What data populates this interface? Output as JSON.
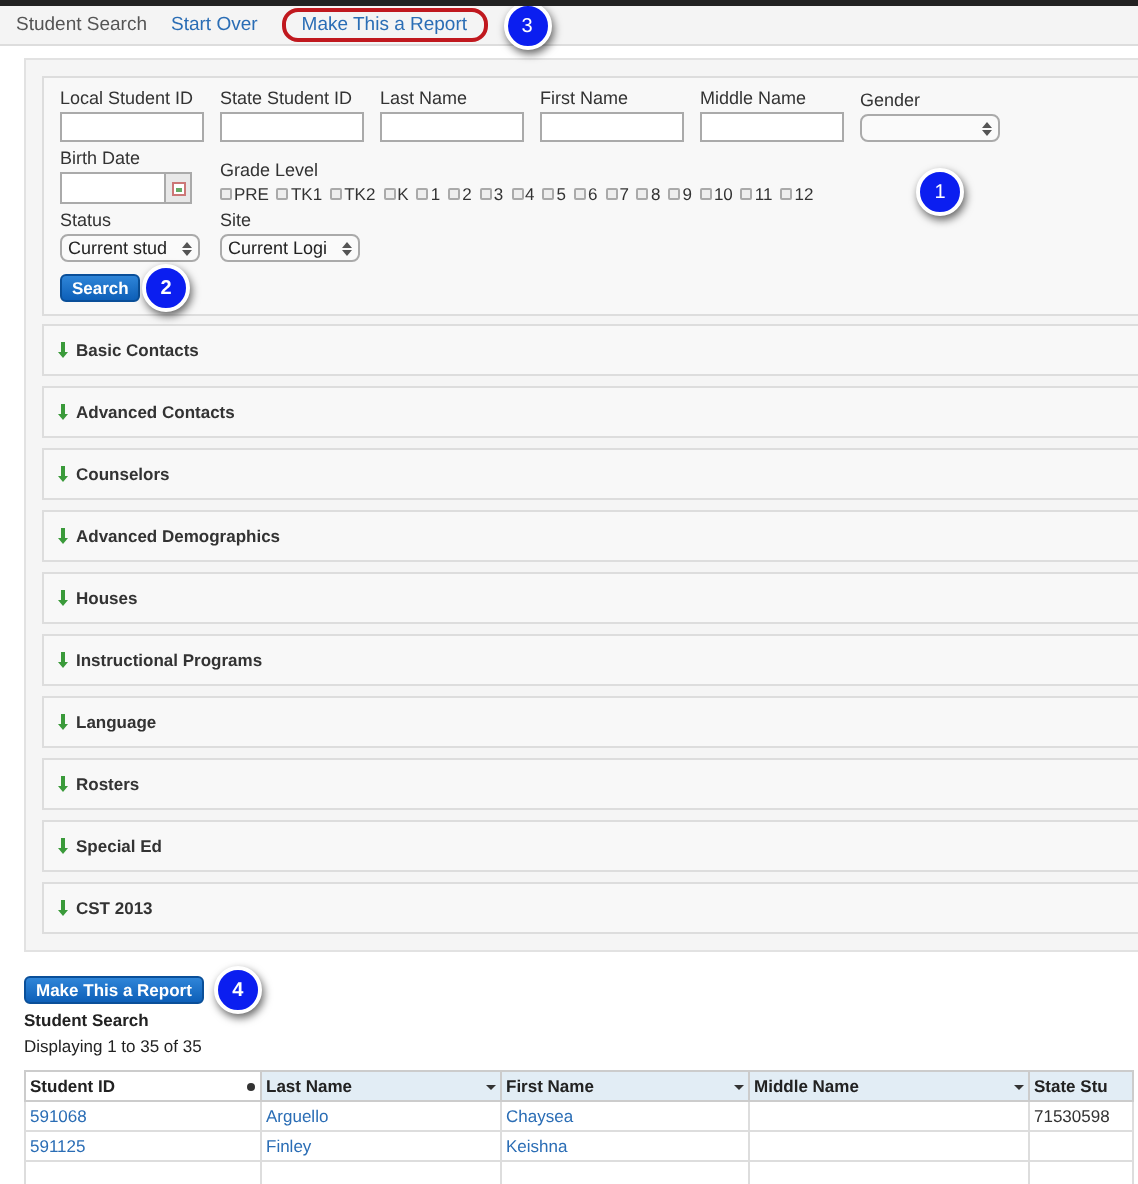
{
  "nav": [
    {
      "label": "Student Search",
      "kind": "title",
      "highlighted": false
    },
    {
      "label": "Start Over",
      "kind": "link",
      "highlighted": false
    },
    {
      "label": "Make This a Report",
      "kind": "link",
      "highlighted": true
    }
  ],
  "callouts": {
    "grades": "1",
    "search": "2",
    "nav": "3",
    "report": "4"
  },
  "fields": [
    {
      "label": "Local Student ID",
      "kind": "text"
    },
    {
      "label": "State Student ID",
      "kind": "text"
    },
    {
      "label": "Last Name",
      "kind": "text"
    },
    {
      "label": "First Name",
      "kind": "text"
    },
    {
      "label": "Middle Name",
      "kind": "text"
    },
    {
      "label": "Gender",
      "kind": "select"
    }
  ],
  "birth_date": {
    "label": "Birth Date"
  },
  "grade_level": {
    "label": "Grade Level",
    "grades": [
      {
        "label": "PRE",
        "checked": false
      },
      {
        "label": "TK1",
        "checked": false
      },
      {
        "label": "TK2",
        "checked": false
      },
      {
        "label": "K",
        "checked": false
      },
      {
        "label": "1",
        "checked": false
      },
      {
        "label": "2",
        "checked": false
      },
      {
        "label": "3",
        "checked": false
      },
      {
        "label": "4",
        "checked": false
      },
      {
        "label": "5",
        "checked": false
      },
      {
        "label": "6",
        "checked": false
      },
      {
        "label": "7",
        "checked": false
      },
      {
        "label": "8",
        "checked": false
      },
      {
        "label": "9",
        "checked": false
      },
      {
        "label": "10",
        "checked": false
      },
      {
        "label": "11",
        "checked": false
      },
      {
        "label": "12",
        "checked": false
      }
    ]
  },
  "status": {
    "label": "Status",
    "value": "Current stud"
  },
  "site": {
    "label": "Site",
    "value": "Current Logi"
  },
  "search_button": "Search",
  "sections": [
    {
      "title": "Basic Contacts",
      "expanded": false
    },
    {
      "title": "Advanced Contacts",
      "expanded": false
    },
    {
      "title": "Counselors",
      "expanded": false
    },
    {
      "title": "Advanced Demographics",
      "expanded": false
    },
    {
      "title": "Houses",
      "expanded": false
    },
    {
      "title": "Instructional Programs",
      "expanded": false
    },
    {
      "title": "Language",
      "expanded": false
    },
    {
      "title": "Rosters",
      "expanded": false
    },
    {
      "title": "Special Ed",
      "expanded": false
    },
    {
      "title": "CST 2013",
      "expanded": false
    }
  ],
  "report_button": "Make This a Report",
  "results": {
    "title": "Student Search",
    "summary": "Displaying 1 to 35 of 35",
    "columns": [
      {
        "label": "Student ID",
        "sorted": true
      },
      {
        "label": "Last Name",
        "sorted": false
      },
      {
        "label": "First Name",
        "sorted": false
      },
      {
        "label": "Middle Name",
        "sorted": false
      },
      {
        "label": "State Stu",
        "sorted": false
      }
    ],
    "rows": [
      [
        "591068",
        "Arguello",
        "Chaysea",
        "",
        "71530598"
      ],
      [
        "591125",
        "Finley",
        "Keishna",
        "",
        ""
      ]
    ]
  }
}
++++++++
■ **The request**:
Without the pictures, print the whole listing exactly as given.

■ **Response for this exercise**:
What data populates this interface? Output as JSON.
{
  "nav": [
    {
      "label": "Student Search",
      "kind": "title",
      "highlighted": false
    },
    {
      "label": "Start Over",
      "kind": "link",
      "highlighted": false
    },
    {
      "label": "Make This a Report",
      "kind": "link",
      "highlighted": true
    }
  ],
  "callouts": {
    "grades": "1",
    "search": "2",
    "nav": "3",
    "report": "4"
  },
  "fields": [
    {
      "label": "Local Student ID",
      "kind": "text"
    },
    {
      "label": "State Student ID",
      "kind": "text"
    },
    {
      "label": "Last Name",
      "kind": "text"
    },
    {
      "label": "First Name",
      "kind": "text"
    },
    {
      "label": "Middle Name",
      "kind": "text"
    },
    {
      "label": "Gender",
      "kind": "select"
    }
  ],
  "birth_date": {
    "label": "Birth Date"
  },
  "grade_level": {
    "label": "Grade Level",
    "grades": [
      {
        "label": "PRE",
        "checked": false
      },
      {
        "label": "TK1",
        "checked": false
      },
      {
        "label": "TK2",
        "checked": false
      },
      {
        "label": "K",
        "checked": false
      },
      {
        "label": "1",
        "checked": false
      },
      {
        "label": "2",
        "checked": false
      },
      {
        "label": "3",
        "checked": false
      },
      {
        "label": "4",
        "checked": false
      },
      {
        "label": "5",
        "checked": false
      },
      {
        "label": "6",
        "checked": false
      },
      {
        "label": "7",
        "checked": false
      },
      {
        "label": "8",
        "checked": false
      },
      {
        "label": "9",
        "checked": false
      },
      {
        "label": "10",
        "checked": false
      },
      {
        "label": "11",
        "checked": false
      },
      {
        "label": "12",
        "checked": false
      }
    ]
  },
  "status": {
    "label": "Status",
    "value": "Current stud"
  },
  "site": {
    "label": "Site",
    "value": "Current Logi"
  },
  "search_button": "Search",
  "sections": [
    {
      "title": "Basic Contacts",
      "expanded": false
    },
    {
      "title": "Advanced Contacts",
      "expanded": false
    },
    {
      "title": "Counselors",
      "expanded": false
    },
    {
      "title": "Advanced Demographics",
      "expanded": false
    },
    {
      "title": "Houses",
      "expanded": false
    },
    {
      "title": "Instructional Programs",
      "expanded": false
    },
    {
      "title": "Language",
      "expanded": false
    },
    {
      "title": "Rosters",
      "expanded": false
    },
    {
      "title": "Special Ed",
      "expanded": false
    },
    {
      "title": "CST 2013",
      "expanded": false
    }
  ],
  "report_button": "Make This a Report",
  "results": {
    "title": "Student Search",
    "summary": "Displaying 1 to 35 of 35",
    "columns": [
      {
        "label": "Student ID",
        "sorted": true
      },
      {
        "label": "Last Name",
        "sorted": false
      },
      {
        "label": "First Name",
        "sorted": false
      },
      {
        "label": "Middle Name",
        "sorted": false
      },
      {
        "label": "State Stu",
        "sorted": false
      }
    ],
    "rows": [
      [
        "591068",
        "Arguello",
        "Chaysea",
        "",
        "71530598"
      ],
      [
        "591125",
        "Finley",
        "Keishna",
        "",
        ""
      ]
    ]
  }
}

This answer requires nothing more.